Goal: Copy all the material below, exactly as it stands.

##### Data to use

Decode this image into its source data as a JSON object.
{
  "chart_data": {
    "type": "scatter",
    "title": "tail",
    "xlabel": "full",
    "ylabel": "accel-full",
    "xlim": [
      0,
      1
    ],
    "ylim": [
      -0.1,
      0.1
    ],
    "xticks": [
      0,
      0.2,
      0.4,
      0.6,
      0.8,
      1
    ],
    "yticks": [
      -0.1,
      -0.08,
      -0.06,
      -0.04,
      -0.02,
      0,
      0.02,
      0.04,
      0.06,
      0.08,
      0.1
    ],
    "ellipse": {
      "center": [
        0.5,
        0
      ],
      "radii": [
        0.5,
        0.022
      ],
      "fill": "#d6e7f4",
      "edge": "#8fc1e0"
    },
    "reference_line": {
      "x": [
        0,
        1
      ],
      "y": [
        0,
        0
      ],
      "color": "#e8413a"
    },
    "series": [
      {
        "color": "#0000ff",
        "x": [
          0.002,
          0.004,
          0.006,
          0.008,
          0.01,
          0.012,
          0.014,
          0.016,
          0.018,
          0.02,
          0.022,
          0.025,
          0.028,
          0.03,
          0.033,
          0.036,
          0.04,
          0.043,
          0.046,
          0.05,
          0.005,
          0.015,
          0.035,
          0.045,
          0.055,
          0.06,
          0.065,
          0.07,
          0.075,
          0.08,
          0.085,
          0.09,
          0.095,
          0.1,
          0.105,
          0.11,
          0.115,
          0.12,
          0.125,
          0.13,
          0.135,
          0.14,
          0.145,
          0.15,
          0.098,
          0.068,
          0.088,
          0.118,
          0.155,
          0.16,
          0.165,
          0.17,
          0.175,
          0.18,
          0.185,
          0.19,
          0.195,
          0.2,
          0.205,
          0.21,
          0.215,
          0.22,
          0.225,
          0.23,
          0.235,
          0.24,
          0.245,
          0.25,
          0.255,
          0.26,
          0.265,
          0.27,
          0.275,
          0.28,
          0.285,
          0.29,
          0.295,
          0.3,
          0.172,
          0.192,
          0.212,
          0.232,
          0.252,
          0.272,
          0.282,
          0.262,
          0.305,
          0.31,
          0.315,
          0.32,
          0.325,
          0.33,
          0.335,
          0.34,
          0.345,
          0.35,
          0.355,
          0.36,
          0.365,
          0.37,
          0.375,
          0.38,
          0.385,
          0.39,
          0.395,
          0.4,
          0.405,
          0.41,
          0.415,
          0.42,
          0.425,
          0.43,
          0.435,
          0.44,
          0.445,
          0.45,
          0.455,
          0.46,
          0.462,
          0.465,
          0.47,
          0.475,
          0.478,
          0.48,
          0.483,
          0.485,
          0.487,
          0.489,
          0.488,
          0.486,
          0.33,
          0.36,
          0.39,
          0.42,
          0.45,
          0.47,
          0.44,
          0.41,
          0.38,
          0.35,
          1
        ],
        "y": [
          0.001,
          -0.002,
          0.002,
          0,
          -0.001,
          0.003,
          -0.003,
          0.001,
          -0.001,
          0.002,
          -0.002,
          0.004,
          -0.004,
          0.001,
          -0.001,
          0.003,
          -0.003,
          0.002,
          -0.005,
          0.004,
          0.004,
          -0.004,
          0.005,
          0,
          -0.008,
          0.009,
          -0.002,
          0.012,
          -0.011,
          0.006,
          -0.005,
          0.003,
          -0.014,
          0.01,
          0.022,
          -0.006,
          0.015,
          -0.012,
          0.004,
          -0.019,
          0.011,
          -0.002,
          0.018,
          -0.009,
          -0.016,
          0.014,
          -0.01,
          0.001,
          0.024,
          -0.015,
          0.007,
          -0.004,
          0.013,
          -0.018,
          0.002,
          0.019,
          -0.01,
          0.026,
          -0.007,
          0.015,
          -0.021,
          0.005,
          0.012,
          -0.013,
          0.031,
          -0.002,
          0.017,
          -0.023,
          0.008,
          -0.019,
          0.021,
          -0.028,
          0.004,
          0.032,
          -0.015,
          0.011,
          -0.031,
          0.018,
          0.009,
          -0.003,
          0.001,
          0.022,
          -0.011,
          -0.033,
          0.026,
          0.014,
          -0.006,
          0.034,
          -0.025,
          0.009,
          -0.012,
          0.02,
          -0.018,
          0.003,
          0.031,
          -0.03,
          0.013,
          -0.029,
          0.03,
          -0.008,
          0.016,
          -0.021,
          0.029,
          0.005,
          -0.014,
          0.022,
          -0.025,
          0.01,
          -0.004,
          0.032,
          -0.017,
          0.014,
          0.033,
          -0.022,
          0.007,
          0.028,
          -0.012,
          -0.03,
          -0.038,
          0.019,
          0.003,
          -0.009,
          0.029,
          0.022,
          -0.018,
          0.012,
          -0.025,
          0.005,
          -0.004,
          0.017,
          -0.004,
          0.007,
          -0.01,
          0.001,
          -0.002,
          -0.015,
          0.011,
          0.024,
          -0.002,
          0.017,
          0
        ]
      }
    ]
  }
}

##########

The solution:
Decode this image into its source data as a JSON object.
{
  "chart_data": {
    "type": "scatter",
    "title": "tail",
    "xlabel": "full",
    "ylabel": "accel-full",
    "xlim": [
      0,
      1
    ],
    "ylim": [
      -0.1,
      0.1
    ],
    "xticks": [
      0,
      0.2,
      0.4,
      0.6,
      0.8,
      1
    ],
    "yticks": [
      -0.1,
      -0.08,
      -0.06,
      -0.04,
      -0.02,
      0,
      0.02,
      0.04,
      0.06,
      0.08,
      0.1
    ],
    "ellipse": {
      "center": [
        0.5,
        0
      ],
      "radii": [
        0.5,
        0.022
      ],
      "fill": "#d6e7f4",
      "edge": "#8fc1e0"
    },
    "reference_line": {
      "x": [
        0,
        1
      ],
      "y": [
        0,
        0
      ],
      "color": "#e8413a"
    },
    "series": [
      {
        "color": "#0000ff",
        "x": [
          0.002,
          0.004,
          0.006,
          0.008,
          0.01,
          0.012,
          0.014,
          0.016,
          0.018,
          0.02,
          0.022,
          0.025,
          0.028,
          0.03,
          0.033,
          0.036,
          0.04,
          0.043,
          0.046,
          0.05,
          0.005,
          0.015,
          0.035,
          0.045,
          0.055,
          0.06,
          0.065,
          0.07,
          0.075,
          0.08,
          0.085,
          0.09,
          0.095,
          0.1,
          0.105,
          0.11,
          0.115,
          0.12,
          0.125,
          0.13,
          0.135,
          0.14,
          0.145,
          0.15,
          0.098,
          0.068,
          0.088,
          0.118,
          0.155,
          0.16,
          0.165,
          0.17,
          0.175,
          0.18,
          0.185,
          0.19,
          0.195,
          0.2,
          0.205,
          0.21,
          0.215,
          0.22,
          0.225,
          0.23,
          0.235,
          0.24,
          0.245,
          0.25,
          0.255,
          0.26,
          0.265,
          0.27,
          0.275,
          0.28,
          0.285,
          0.29,
          0.295,
          0.3,
          0.172,
          0.192,
          0.212,
          0.232,
          0.252,
          0.272,
          0.282,
          0.262,
          0.305,
          0.31,
          0.315,
          0.32,
          0.325,
          0.33,
          0.335,
          0.34,
          0.345,
          0.35,
          0.355,
          0.36,
          0.365,
          0.37,
          0.375,
          0.38,
          0.385,
          0.39,
          0.395,
          0.4,
          0.405,
          0.41,
          0.415,
          0.42,
          0.425,
          0.43,
          0.435,
          0.44,
          0.445,
          0.45,
          0.455,
          0.46,
          0.462,
          0.465,
          0.47,
          0.475,
          0.478,
          0.48,
          0.483,
          0.485,
          0.487,
          0.489,
          0.488,
          0.486,
          0.33,
          0.36,
          0.39,
          0.42,
          0.45,
          0.47,
          0.44,
          0.41,
          0.38,
          0.35,
          1
        ],
        "y": [
          0.001,
          -0.002,
          0.002,
          0,
          -0.001,
          0.003,
          -0.003,
          0.001,
          -0.001,
          0.002,
          -0.002,
          0.004,
          -0.004,
          0.001,
          -0.001,
          0.003,
          -0.003,
          0.002,
          -0.005,
          0.004,
          0.004,
          -0.004,
          0.005,
          0,
          -0.008,
          0.009,
          -0.002,
          0.012,
          -0.011,
          0.006,
          -0.005,
          0.003,
          -0.014,
          0.01,
          0.022,
          -0.006,
          0.015,
          -0.012,
          0.004,
          -0.019,
          0.011,
          -0.002,
          0.018,
          -0.009,
          -0.016,
          0.014,
          -0.01,
          0.001,
          0.024,
          -0.015,
          0.007,
          -0.004,
          0.013,
          -0.018,
          0.002,
          0.019,
          -0.01,
          0.026,
          -0.007,
          0.015,
          -0.021,
          0.005,
          0.012,
          -0.013,
          0.031,
          -0.002,
          0.017,
          -0.023,
          0.008,
          -0.019,
          0.021,
          -0.028,
          0.004,
          0.032,
          -0.015,
          0.011,
          -0.031,
          0.018,
          0.009,
          -0.003,
          0.001,
          0.022,
          -0.011,
          -0.033,
          0.026,
          0.014,
          -0.006,
          0.034,
          -0.025,
          0.009,
          -0.012,
          0.02,
          -0.018,
          0.003,
          0.031,
          -0.03,
          0.013,
          -0.029,
          0.03,
          -0.008,
          0.016,
          -0.021,
          0.029,
          0.005,
          -0.014,
          0.022,
          -0.025,
          0.01,
          -0.004,
          0.032,
          -0.017,
          0.014,
          0.033,
          -0.022,
          0.007,
          0.028,
          -0.012,
          -0.03,
          -0.038,
          0.019,
          0.003,
          -0.009,
          0.029,
          0.022,
          -0.018,
          0.012,
          -0.025,
          0.005,
          -0.004,
          0.017,
          -0.004,
          0.007,
          -0.01,
          0.001,
          -0.002,
          -0.015,
          0.011,
          0.024,
          -0.002,
          0.017,
          0
        ]
      }
    ]
  }
}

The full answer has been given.